- **Figure content listings**:
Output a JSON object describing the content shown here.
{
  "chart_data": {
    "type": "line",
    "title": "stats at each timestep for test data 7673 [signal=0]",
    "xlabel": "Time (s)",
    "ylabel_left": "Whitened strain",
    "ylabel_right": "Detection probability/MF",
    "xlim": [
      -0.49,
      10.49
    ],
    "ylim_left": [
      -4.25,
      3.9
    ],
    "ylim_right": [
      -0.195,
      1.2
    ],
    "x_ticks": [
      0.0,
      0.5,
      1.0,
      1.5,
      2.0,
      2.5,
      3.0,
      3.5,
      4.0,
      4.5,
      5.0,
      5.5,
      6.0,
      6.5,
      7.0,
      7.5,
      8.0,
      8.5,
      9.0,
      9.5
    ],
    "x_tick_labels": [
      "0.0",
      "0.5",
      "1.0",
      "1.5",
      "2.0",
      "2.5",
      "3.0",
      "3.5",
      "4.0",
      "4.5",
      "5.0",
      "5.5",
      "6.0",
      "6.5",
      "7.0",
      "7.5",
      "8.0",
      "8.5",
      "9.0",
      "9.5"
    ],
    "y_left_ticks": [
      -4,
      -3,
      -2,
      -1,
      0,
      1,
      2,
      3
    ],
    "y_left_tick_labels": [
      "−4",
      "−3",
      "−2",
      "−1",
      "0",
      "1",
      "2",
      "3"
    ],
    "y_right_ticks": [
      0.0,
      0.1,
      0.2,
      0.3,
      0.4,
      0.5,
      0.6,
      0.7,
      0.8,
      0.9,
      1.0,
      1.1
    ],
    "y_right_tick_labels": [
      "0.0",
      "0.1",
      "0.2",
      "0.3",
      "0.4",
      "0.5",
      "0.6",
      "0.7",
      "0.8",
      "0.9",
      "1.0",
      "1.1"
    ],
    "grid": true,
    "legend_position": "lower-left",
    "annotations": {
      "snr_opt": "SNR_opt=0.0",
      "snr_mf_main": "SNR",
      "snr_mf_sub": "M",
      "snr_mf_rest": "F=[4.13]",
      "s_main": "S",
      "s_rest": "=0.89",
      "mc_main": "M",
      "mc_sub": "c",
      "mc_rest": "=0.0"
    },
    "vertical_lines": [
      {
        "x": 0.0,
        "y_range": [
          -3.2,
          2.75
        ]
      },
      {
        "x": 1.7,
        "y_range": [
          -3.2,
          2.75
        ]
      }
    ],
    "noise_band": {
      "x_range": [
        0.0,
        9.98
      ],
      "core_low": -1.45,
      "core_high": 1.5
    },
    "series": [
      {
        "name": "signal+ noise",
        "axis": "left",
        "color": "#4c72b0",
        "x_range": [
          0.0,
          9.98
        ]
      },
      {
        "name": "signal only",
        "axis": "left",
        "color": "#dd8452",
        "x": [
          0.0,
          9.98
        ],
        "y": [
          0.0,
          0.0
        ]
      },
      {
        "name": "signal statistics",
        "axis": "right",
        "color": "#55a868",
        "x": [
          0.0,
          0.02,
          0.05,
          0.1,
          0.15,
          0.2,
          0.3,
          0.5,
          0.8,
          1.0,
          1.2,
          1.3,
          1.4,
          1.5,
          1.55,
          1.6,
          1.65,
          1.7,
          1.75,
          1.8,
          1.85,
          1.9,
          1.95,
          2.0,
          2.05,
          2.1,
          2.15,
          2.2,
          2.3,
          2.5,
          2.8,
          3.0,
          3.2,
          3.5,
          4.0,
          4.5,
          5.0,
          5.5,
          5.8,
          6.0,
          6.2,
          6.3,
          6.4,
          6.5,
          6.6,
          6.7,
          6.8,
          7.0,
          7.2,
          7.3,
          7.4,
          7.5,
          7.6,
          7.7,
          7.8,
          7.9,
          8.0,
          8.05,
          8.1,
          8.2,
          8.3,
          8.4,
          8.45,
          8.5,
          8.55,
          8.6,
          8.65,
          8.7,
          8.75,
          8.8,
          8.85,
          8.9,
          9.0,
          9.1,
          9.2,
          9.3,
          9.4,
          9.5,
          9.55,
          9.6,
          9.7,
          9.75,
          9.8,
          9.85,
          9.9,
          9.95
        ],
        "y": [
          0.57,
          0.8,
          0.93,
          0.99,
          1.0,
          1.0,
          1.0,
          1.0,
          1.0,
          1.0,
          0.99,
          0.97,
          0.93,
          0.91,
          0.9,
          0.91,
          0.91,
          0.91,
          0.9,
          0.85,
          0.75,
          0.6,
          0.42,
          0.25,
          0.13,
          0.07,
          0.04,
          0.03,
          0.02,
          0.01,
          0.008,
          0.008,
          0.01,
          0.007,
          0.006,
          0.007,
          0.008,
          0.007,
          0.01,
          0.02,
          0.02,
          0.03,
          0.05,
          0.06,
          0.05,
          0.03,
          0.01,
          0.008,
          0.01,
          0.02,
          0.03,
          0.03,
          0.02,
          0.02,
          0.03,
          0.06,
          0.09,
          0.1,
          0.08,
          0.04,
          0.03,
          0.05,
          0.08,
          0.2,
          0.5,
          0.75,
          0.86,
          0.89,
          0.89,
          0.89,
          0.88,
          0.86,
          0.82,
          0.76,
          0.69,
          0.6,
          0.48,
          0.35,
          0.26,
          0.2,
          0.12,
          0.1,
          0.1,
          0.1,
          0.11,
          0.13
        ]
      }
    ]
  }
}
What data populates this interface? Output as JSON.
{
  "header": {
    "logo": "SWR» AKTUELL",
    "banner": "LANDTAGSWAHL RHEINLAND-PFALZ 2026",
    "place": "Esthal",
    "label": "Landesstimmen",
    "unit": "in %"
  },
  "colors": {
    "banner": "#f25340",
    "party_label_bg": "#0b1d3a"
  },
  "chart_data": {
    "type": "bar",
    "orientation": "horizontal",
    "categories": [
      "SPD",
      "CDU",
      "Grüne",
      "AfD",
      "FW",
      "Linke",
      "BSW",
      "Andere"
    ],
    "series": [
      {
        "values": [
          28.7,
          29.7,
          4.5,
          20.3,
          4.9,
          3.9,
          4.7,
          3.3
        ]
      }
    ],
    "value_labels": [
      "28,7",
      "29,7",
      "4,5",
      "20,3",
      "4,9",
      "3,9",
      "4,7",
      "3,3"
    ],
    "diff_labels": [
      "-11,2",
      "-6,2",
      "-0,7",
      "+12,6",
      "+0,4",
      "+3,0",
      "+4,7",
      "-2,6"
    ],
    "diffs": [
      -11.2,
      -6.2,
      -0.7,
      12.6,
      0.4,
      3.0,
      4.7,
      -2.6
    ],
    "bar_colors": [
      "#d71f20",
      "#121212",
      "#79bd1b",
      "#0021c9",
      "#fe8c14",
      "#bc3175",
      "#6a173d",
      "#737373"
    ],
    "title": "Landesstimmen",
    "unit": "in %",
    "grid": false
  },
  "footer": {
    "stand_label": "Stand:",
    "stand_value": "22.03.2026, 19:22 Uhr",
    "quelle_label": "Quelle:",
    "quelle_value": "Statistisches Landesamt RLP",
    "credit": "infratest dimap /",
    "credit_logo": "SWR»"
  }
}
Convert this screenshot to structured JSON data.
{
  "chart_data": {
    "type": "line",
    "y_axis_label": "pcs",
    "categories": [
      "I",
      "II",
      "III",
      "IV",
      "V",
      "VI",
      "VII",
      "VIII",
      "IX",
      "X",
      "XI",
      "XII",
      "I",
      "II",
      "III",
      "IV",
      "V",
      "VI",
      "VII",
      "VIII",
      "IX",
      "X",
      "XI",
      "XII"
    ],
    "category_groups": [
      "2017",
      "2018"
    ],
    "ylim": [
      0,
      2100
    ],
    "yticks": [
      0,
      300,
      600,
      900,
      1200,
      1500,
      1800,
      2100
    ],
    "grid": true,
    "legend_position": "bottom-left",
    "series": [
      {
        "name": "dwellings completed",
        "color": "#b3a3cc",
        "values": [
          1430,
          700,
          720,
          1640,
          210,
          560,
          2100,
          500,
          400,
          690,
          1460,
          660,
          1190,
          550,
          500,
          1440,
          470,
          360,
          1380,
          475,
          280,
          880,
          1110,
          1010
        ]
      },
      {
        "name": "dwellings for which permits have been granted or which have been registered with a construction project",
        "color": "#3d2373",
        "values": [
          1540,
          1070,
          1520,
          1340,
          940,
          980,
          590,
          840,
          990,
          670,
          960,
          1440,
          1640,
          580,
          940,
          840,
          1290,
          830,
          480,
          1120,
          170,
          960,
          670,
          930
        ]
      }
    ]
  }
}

- **Objective**: Copy out each line of the records that holds the string "name".

- **Solution to this task**:
        "name": "signal+ noise",
        "name": "signal only",
        "name": "signal statistics",
        "name": "dwellings completed",
        "name": "dwellings for which permits have been granted or which have been registered with a construction project",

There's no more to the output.